───── SUPPLIED TEXT ─────

And you do face a public relations problem,” Giuiliani told the gathered shale executives. “And the public relations problem that you face is that a lot of people dismiss the whole shale revolution from a standpoint of being afraid of it.”

They’re irrationally afraid of it,” he said. “But they’re afraid.”

Over the past several years, as the shale rush swept across the US, spreading into the backyards and farms of over 15 million Americans, public opposition to fracking has rocketed to unprecedented levels.

Eighty percent of Americans now recognize what was formerly an obscure industry slang – fracing – and at the beginning of 2015, 40 percent oppose using fracking, according to a Gallup poll conducted in March. Just a few years ago, most Americans were unfamiliar with the word – and those who knew about fracking tended to support it, polls showed.

This, Mr. Giuliani told attendees at Shale Insight 2015, presents a problem for the industry.

So I would ask you to focus on it. I would ask you to figure out a way that we can all join together in a much bigger way, so that we can do a public relations campaign to the American people that makes this an issue this fall,” he said.

───── SUPPLIED MATERIAL ─────

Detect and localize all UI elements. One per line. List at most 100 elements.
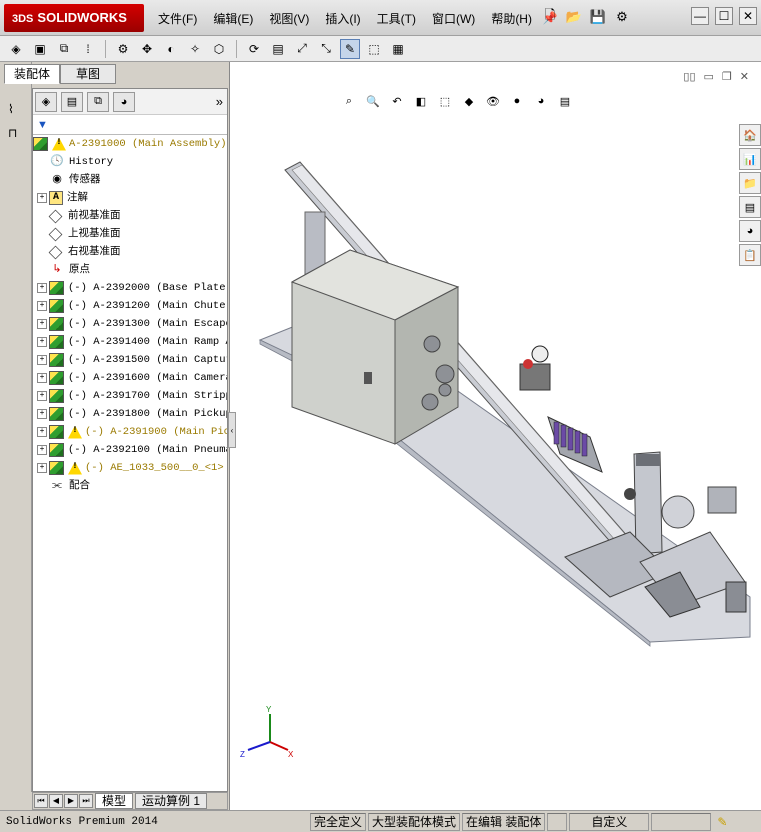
expand-icon[interactable]: + (37, 373, 47, 383)
expand-icon[interactable]: + (37, 319, 47, 329)
cable-gland (438, 383, 452, 397)
tree-item-sensors[interactable]: ◉ 传感器 (33, 171, 227, 189)
menu-window[interactable]: 窗口(W) (424, 10, 483, 27)
tree-item-component-warning[interactable]: +! (-) AE_1033_500__0_<1> (33, 459, 227, 477)
expand-icon[interactable]: + (37, 445, 47, 455)
configuration-manager-icon[interactable]: ⧉ (87, 91, 109, 112)
tree-item-front-plane[interactable]: 前视基准面 (33, 207, 227, 225)
expand-icon[interactable]: + (37, 355, 47, 365)
save-icon[interactable]: 💾 (588, 7, 608, 27)
menu-tools[interactable]: 工具(T) (369, 10, 424, 27)
status-large-assembly-mode[interactable]: 大型装配体模式 (368, 812, 461, 831)
move-component-icon[interactable]: ✥ (137, 39, 157, 59)
tree-item-component[interactable]: + (-) A-2391600 (Main Camera (33, 369, 227, 387)
expand-icon[interactable]: + (37, 463, 47, 473)
first-tab-icon[interactable]: ⏮ (34, 794, 48, 808)
history-icon: 🕓 (50, 156, 64, 168)
assembly-model-view[interactable]: Y X Z (230, 62, 761, 810)
warning-icon: ! (68, 425, 82, 439)
solidworks-logo[interactable]: 3DS SOLIDWORKS (4, 4, 144, 32)
tree-item-component[interactable]: + (-) A-2391200 (Main Chute (33, 297, 227, 315)
expand-icon[interactable]: + (37, 193, 47, 203)
tree-item-component[interactable]: + (-) A-2391500 (Main Captur (33, 351, 227, 369)
mate-icon[interactable]: ⧉ (54, 39, 74, 59)
feature-manager: ◈ ▤ ⧉ ◕ » ▼ ! A-2391000 (Main Assembly) 🕓… (32, 88, 228, 792)
tab-motion-study[interactable]: 运动算例 1 (135, 793, 208, 809)
tab-assembly[interactable]: 装配体 (4, 64, 60, 84)
tree-item-right-plane[interactable]: 右视基准面 (33, 243, 227, 261)
svg-text:Z: Z (240, 750, 245, 759)
bill-of-materials-icon[interactable]: ▤ (268, 39, 288, 59)
open-folder-icon[interactable]: 📂 (564, 7, 584, 27)
tree-item-history[interactable]: 🕓 History (33, 153, 227, 171)
subassembly-icon (49, 299, 64, 313)
smart-dimension-icon[interactable]: ⊓ (8, 126, 17, 140)
tree-item-component[interactable]: + (-) A-2391800 (Main Pickup (33, 405, 227, 423)
expand-icon[interactable]: + (37, 301, 47, 311)
speedpak-icon[interactable]: ⬚ (364, 39, 384, 59)
new-document-icon[interactable]: 🗋 (540, 7, 560, 27)
expand-icon[interactable]: + (37, 283, 47, 293)
tree-item-component[interactable]: + (-) A-2391300 (Main Escape (33, 315, 227, 333)
tree-item-component[interactable]: + (-) A-2392100 (Main Pneuma (33, 441, 227, 459)
expand-icon[interactable]: + (37, 409, 47, 419)
options-icon[interactable]: ⚙ (612, 7, 632, 27)
new-motion-study-icon[interactable]: ⟳ (244, 39, 264, 59)
insert-component-icon[interactable]: ▣ (30, 39, 50, 59)
tree-item-top-plane[interactable]: 上视基准面 (33, 225, 227, 243)
prev-tab-icon[interactable]: ◀ (49, 794, 63, 808)
tab-model[interactable]: 模型 (95, 793, 134, 809)
expand-icon[interactable]: + (37, 337, 47, 347)
component-icon[interactable]: ◈ (6, 39, 26, 59)
cable-gland (435, 364, 455, 384)
side-bracket (725, 581, 747, 613)
property-manager-icon[interactable]: ▤ (61, 91, 83, 112)
tab-sketch[interactable]: 草图 (60, 64, 116, 84)
snapshot-icon[interactable]: ▦ (388, 39, 408, 59)
explode-line-icon[interactable]: ⤡ (316, 39, 336, 59)
display-manager-icon[interactable]: ◕ (113, 91, 135, 112)
command-manager-tabs: 装配体 草图 (4, 64, 116, 84)
menu-edit[interactable]: 编辑(E) (205, 10, 261, 27)
tree-item-annotations[interactable]: + A 注解 (33, 189, 227, 207)
smart-fasteners-icon[interactable]: ⚙ (113, 39, 133, 59)
next-tab-icon[interactable]: ▶ (64, 794, 78, 808)
graphics-area[interactable]: ▯▯ ▭ ❐ ✕ ⌕ 🔍 ↶ ◧ ⬚ ◆ 👁 ● ◕ ▤ 🏠 📊 📁 ▤ ◕ 📋… (228, 62, 761, 810)
last-tab-icon[interactable]: ⏭ (79, 794, 93, 808)
reference-geometry-icon[interactable]: ⬡ (209, 39, 229, 59)
tree-item-component-warning[interactable]: +! (-) A-2391900 (Main Pic (33, 423, 227, 441)
tree-root[interactable]: ! A-2391000 (Main Assembly) (33, 135, 227, 153)
menu-insert[interactable]: 插入(I) (317, 10, 368, 27)
subassembly-icon (49, 371, 64, 385)
warning-icon: ! (52, 137, 66, 151)
menu-view[interactable]: 视图(V) (261, 10, 317, 27)
rebuild-icon[interactable]: ✎ (717, 815, 727, 829)
tree-item-mates[interactable]: ⫘ 配合 (33, 477, 227, 495)
close-button[interactable]: ✕ (739, 7, 757, 25)
assembly-features-icon[interactable]: ✧ (185, 39, 205, 59)
tree-item-origin[interactable]: ↳ 原点 (33, 261, 227, 279)
linear-pattern-icon[interactable]: ⁞ (78, 39, 98, 59)
tree-item-component[interactable]: + (-) A-2392000 (Base Plate (33, 279, 227, 297)
menu-help[interactable]: 帮助(H) (483, 10, 540, 27)
maximize-button[interactable]: ☐ (715, 7, 733, 25)
status-units[interactable]: 自定义 (569, 812, 650, 831)
exploded-view-icon[interactable]: ⤢ (292, 39, 312, 59)
tree-item-component[interactable]: + (-) A-2391400 (Main Ramp A (33, 333, 227, 351)
filter-icon[interactable]: ▼ (37, 119, 48, 131)
tree-item-component[interactable]: + (-) A-2391700 (Main Stripp (33, 387, 227, 405)
menu-file[interactable]: 文件(F) (150, 10, 205, 27)
show-hidden-icon[interactable]: ◐ (161, 39, 181, 59)
feature-tree-icon[interactable]: ◈ (35, 91, 57, 112)
minimize-button[interactable]: — (691, 7, 709, 25)
window-controls: — ☐ ✕ (691, 7, 757, 25)
air-regulator (519, 363, 551, 391)
filter-bar[interactable]: ▼ (33, 115, 227, 135)
expand-icon[interactable]: + (37, 391, 47, 401)
expand-panel-icon[interactable]: » (216, 94, 223, 109)
instant3d-icon[interactable]: ✎ (340, 38, 360, 59)
subassembly-icon (49, 425, 64, 439)
expand-icon[interactable]: + (37, 427, 47, 437)
sketch-tool-icon[interactable]: ⌇ (8, 102, 14, 116)
quick-access-toolbar: 🗋 📂 💾 ⚙ (540, 7, 632, 27)
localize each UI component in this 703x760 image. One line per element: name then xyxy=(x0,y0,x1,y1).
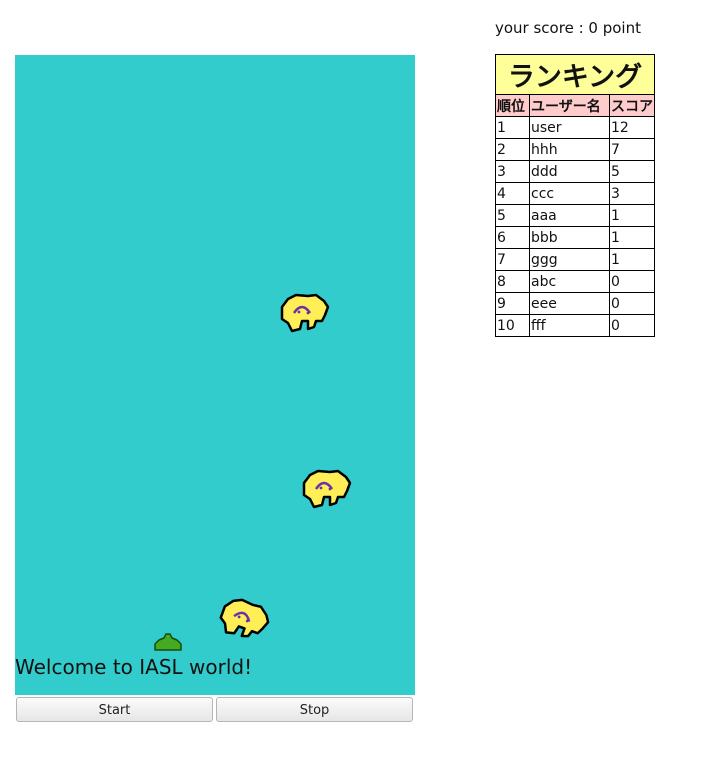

─────

◆ **GOALS**
a: Transcribe the fracking passage verbatim, everything from "Over the past" down to "it, polls showed.".
b: Pick up the fracking passage after its final sentence and keep writing.

◆ **ANSWERS FOR THIS EXERCISE**
a:
Over the past several years, as the shale rush swept across the US, spreading into the backyards and farms of over 15 million Americans, public opposition to fracking has rocketed to unprecedented levels.

Eighty percent of Americans now recognize what was formerly an obscure industry slang – fracing – and at the beginning of 2015, 40 percent oppose using fracking, according to a Gallup poll conducted in March. Just a few years ago, most Americans were unfamiliar with the word – and those who knew about fracking tended to support it, polls showed.

b:
Because by doing that we will force the issue into the presidential campaign.”

And by injecting fracking and domestic drilling into the presidential debates, the industry could lay the groundwork for support from both politicians and the public, Mr. Giuliani told the crowd.

It’s very, very important that this issue be put front and center this year and next year, so that presidential candidates have to take positions on it and also that they become educated on it,” he continued. “I learned from doing eleven debates that debates educate. They help to make you see issues that you didn’t see before because you took so much time preparing for them. So, this is an important time to be making this issue a major issue.”

The alternative, Mr. Giuliani warned the industry, was that fracking could grind to a halt as public opposition grows.

There’s always danger of accident. It’s true with oil spills. It’s true with what happened at Three Mile Island – which by the way led to no one dying,” Giuliani said. “Nobody died as a result of it and Three Mile Island still stopped the development of nuclear power plants in America.”

And we’re afraid of nuclear power for incorrect psychological reasons,” he said. “To me as a lawyer, that is so frustrating, and I don’t want to see that happen to you.”

I can see that building at the grassroots theory with people’s fear of fracking, hydraulic drilling, they don’t even know what it is,” he told the crowd.

Of course, there have been deaths from fracking accidents in the US – 545 oilfield workers died nationally between 2008 and 2012, according to the Bureau of Labor Statistics  Traffic fatalities have soared in areas where shale drilling has brought unprecedented numbers of trucks and tankers to rural back roads.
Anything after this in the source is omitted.